Work instructions: Write the entries out again exactly as they stand, but without the pictures.

Supplied records:
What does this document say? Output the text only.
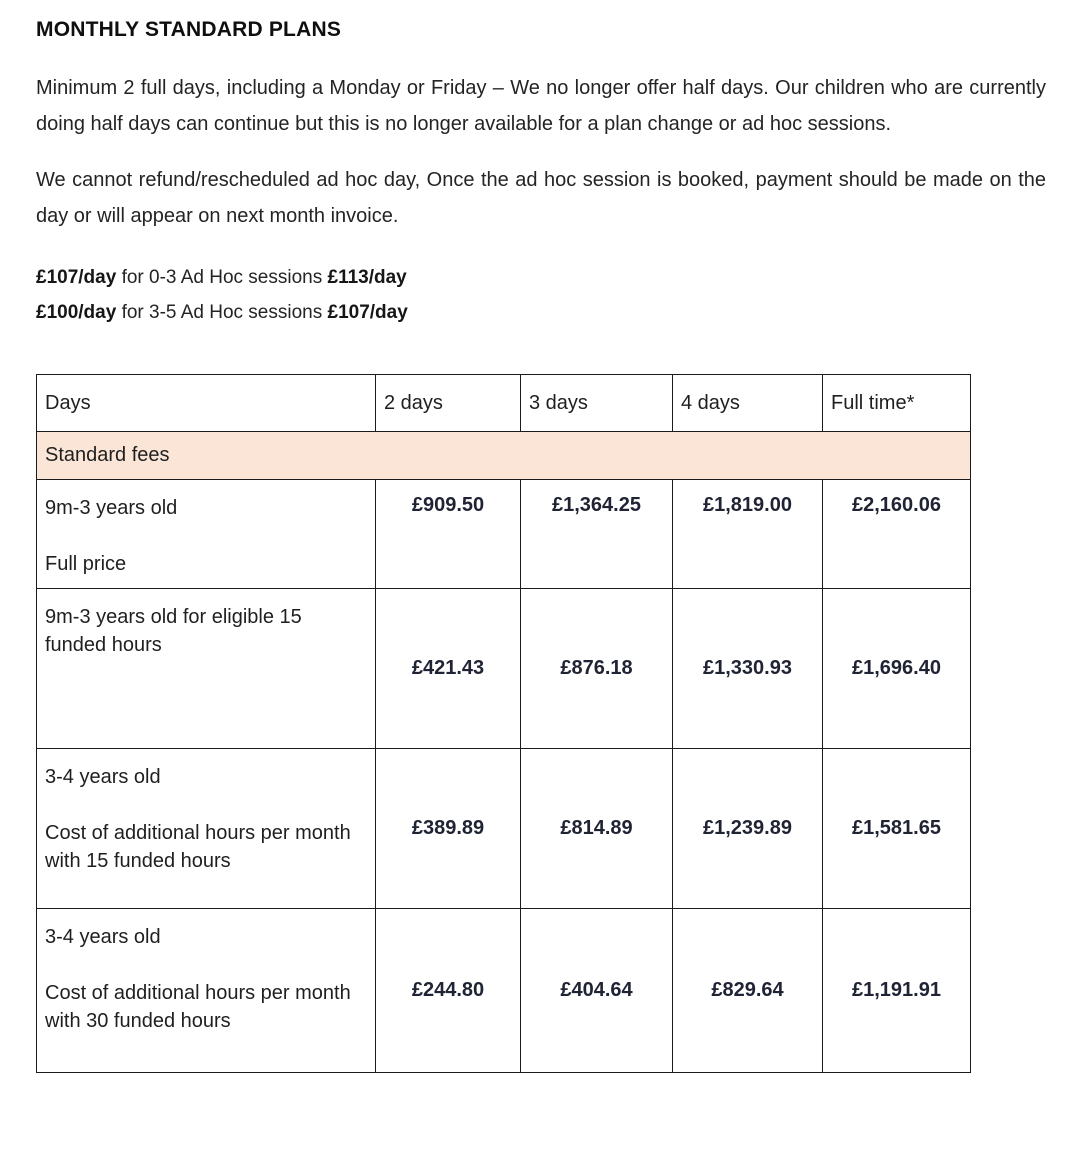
MONTHLY STANDARD PLANS

Minimum 2 full days, including a Monday or Friday – We no longer offer half days. Our children who are currently doing half days can continue but this is no longer available for a plan change or ad hoc sessions.

We cannot refund/rescheduled ad hoc day, Once the ad hoc session is booked, payment should be made on the day or will appear on next month invoice.

£107/day for 0-3 Ad Hoc sessions £113/day

£100/day for 3-5 Ad Hoc sessions £107/day

Days	2 days	3 days	4 days	Full time*
Standard fees				

9m-3 years old

Full price	£909.50	£1,364.25	£1,819.00	£2,160.06

9m-3 years old for eligible 15 funded hours	£421.43	£876.18	£1,330.93	£1,696.40

3-4 years old

Cost of additional hours per month with 15 funded hours	£389.89	£814.89	£1,239.89	£1,581.65

3-4 years old

Cost of additional hours per month with 30 funded hours	£244.80	£404.64	£829.64	£1,191.91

Answer for the task:
What does this document say? Output the text only.
MONTHLY STANDARD PLANS

Minimum 2 full days, including a Monday or Friday – We no longer offer half days. Our children who are currently doing half days can continue but this is no longer available for a plan change or ad hoc sessions.

We cannot refund/rescheduled ad hoc day, Once the ad hoc session is booked, payment should be made on the day or will appear on next month invoice.

£107/day for 0-3 Ad Hoc sessions £113/day

£100/day for 3-5 Ad Hoc sessions £107/day

Days	2 days	3 days	4 days	Full time*
Standard fees				

9m-3 years old

Full price	£909.50	£1,364.25	£1,819.00	£2,160.06

9m-3 years old for eligible 15 funded hours	£421.43	£876.18	£1,330.93	£1,696.40

3-4 years old

Cost of additional hours per month with 15 funded hours	£389.89	£814.89	£1,239.89	£1,581.65

3-4 years old

Cost of additional hours per month with 30 funded hours	£244.80	£404.64	£829.64	£1,191.91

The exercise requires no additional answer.